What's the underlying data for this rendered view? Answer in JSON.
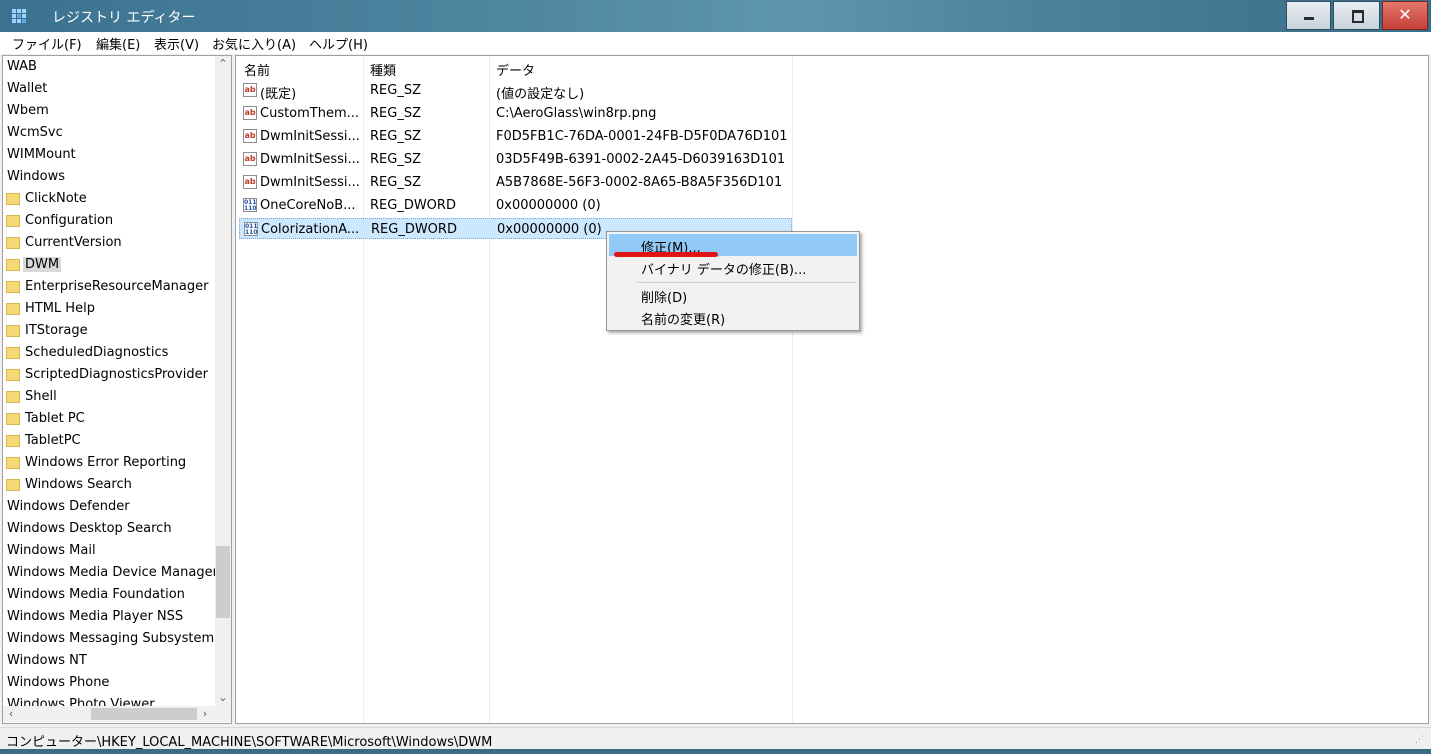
{
  "window": {
    "title": "レジストリ エディター",
    "close_glyph": "✕"
  },
  "menu": {
    "items": [
      "ファイル(F)",
      "編集(E)",
      "表示(V)",
      "お気に入り(A)",
      "ヘルプ(H)"
    ]
  },
  "tree": {
    "items": [
      {
        "label": "WAB",
        "folder": false
      },
      {
        "label": "Wallet",
        "folder": false
      },
      {
        "label": "Wbem",
        "folder": false
      },
      {
        "label": "WcmSvc",
        "folder": false
      },
      {
        "label": "WIMMount",
        "folder": false
      },
      {
        "label": "Windows",
        "folder": false
      },
      {
        "label": "ClickNote",
        "folder": true
      },
      {
        "label": "Configuration",
        "folder": true
      },
      {
        "label": "CurrentVersion",
        "folder": true
      },
      {
        "label": "DWM",
        "folder": true,
        "selected": true
      },
      {
        "label": "EnterpriseResourceManager",
        "folder": true
      },
      {
        "label": "HTML Help",
        "folder": true
      },
      {
        "label": "ITStorage",
        "folder": true
      },
      {
        "label": "ScheduledDiagnostics",
        "folder": true
      },
      {
        "label": "ScriptedDiagnosticsProvider",
        "folder": true
      },
      {
        "label": "Shell",
        "folder": true
      },
      {
        "label": "Tablet PC",
        "folder": true
      },
      {
        "label": "TabletPC",
        "folder": true
      },
      {
        "label": "Windows Error Reporting",
        "folder": true
      },
      {
        "label": "Windows Search",
        "folder": true
      },
      {
        "label": "Windows Defender",
        "folder": false
      },
      {
        "label": "Windows Desktop Search",
        "folder": false
      },
      {
        "label": "Windows Mail",
        "folder": false
      },
      {
        "label": "Windows Media Device Manager",
        "folder": false
      },
      {
        "label": "Windows Media Foundation",
        "folder": false
      },
      {
        "label": "Windows Media Player NSS",
        "folder": false
      },
      {
        "label": "Windows Messaging Subsystem",
        "folder": false
      },
      {
        "label": "Windows NT",
        "folder": false
      },
      {
        "label": "Windows Phone",
        "folder": false
      },
      {
        "label": "Windows Photo Viewer",
        "folder": false
      }
    ],
    "scroll_up": "⌃",
    "scroll_down": "⌄",
    "scroll_left": "‹",
    "scroll_right": "›"
  },
  "list": {
    "headers": {
      "name": "名前",
      "type": "種類",
      "data": "データ"
    },
    "rows": [
      {
        "icon": "string-value-icon",
        "name": "(既定)",
        "type": "REG_SZ",
        "data": "(値の設定なし)"
      },
      {
        "icon": "string-value-icon",
        "name": "CustomThem...",
        "type": "REG_SZ",
        "data": "C:\\AeroGlass\\win8rp.png"
      },
      {
        "icon": "string-value-icon",
        "name": "DwmInitSessi...",
        "type": "REG_SZ",
        "data": "F0D5FB1C-76DA-0001-24FB-D5F0DA76D101"
      },
      {
        "icon": "string-value-icon",
        "name": "DwmInitSessi...",
        "type": "REG_SZ",
        "data": "03D5F49B-6391-0002-2A45-D6039163D101"
      },
      {
        "icon": "string-value-icon",
        "name": "DwmInitSessi...",
        "type": "REG_SZ",
        "data": "A5B7868E-56F3-0002-8A65-B8A5F356D101"
      },
      {
        "icon": "dword-value-icon",
        "name": "OneCoreNoB...",
        "type": "REG_DWORD",
        "data": "0x00000000 (0)"
      },
      {
        "icon": "dword-value-icon",
        "name": "ColorizationA...",
        "type": "REG_DWORD",
        "data": "0x00000000 (0)",
        "selected": true
      }
    ],
    "sz_icon_text": "ab",
    "dword_icon_text": "011 110"
  },
  "context_menu": {
    "items": [
      {
        "label": "修正(M)...",
        "highlight": true
      },
      {
        "label": "バイナリ データの修正(B)..."
      },
      {
        "label": "削除(D)"
      },
      {
        "label": "名前の変更(R)"
      }
    ]
  },
  "status": {
    "path": "コンピューター\\HKEY_LOCAL_MACHINE\\SOFTWARE\\Microsoft\\Windows\\DWM"
  },
  "colors": {
    "selection": "#cce8ff",
    "menu_highlight": "#91c9f7",
    "annotation": "#e01414"
  }
}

--

# [Task]
Check every line of the records above for the string "Media" and say how many contain it, giving the number alone.

# [Result of this exercise]
3